The exercise:
Return every line of the items below that contains the string "diversion".

Raw records:
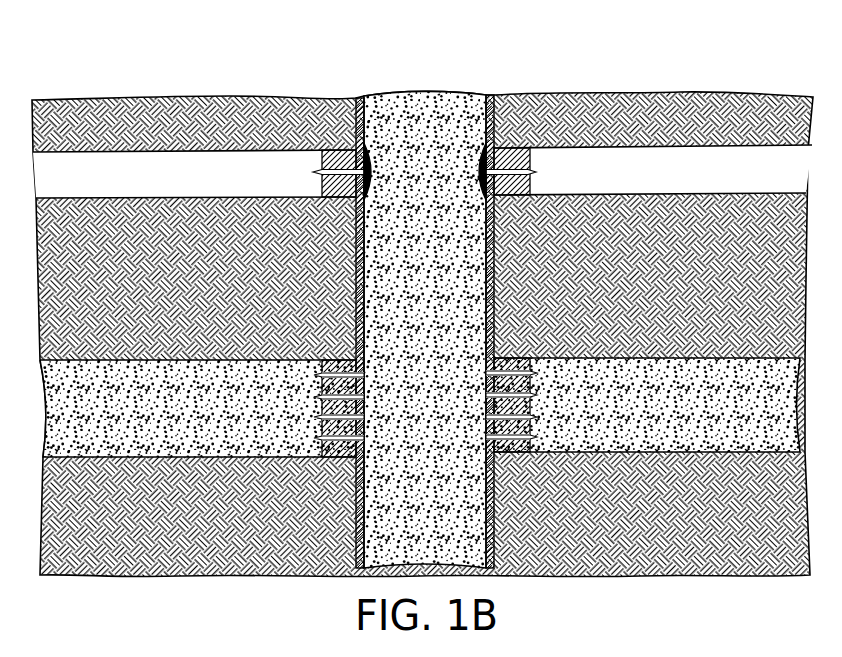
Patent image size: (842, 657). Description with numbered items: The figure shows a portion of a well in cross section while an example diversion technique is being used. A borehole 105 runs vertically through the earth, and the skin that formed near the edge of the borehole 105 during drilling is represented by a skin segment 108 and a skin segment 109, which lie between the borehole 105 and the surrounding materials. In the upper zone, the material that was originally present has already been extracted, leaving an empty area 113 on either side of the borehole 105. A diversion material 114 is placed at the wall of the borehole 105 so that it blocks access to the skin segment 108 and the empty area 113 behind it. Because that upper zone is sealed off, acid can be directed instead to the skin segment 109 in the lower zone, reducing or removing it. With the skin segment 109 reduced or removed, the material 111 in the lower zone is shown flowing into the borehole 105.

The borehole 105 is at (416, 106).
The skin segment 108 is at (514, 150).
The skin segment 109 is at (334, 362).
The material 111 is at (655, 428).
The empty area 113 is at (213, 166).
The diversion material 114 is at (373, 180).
* * *
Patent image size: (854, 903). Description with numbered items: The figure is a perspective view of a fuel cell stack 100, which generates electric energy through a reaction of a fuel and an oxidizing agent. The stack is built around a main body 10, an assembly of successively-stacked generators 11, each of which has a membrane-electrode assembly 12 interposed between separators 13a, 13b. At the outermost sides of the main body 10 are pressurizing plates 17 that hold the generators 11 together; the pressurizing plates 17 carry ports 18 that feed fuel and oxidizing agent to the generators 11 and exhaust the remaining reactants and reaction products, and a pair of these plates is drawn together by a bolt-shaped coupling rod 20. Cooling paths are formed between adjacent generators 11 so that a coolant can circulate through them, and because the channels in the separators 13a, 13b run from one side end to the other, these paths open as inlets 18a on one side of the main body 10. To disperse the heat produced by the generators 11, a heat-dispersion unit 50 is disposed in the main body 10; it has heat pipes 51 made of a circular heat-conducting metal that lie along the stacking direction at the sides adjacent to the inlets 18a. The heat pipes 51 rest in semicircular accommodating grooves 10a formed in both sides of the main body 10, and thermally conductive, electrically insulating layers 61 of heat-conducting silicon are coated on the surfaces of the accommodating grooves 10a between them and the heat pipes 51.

Final result:
Patent image size: (842, 657). Description with numbered items: The figure shows a portion of a well in cross section while an example diversion technique is being used. A borehole 105 runs vertically through the earth, and the skin that formed near the edge of the borehole 105 during drilling is represented by a skin segment 108 and a skin segment 109, which lie between the borehole 105 and the surrounding materials. In the upper zone, the material that was originally present has already been extracted, leaving an empty area 113 on either side of the borehole 105. A diversion material 114 is placed at the wall of the borehole 105 so that it blocks access to the skin segment 108 and the empty area 113 behind it. Because that upper zone is sealed off, acid can be directed instead to the skin segment 109 in the lower zone, reducing or removing it. With the skin segment 109 reduced or removed, the material 111 in the lower zone is shown flowing into the borehole 105.
The diversion material 114 is at (373, 180).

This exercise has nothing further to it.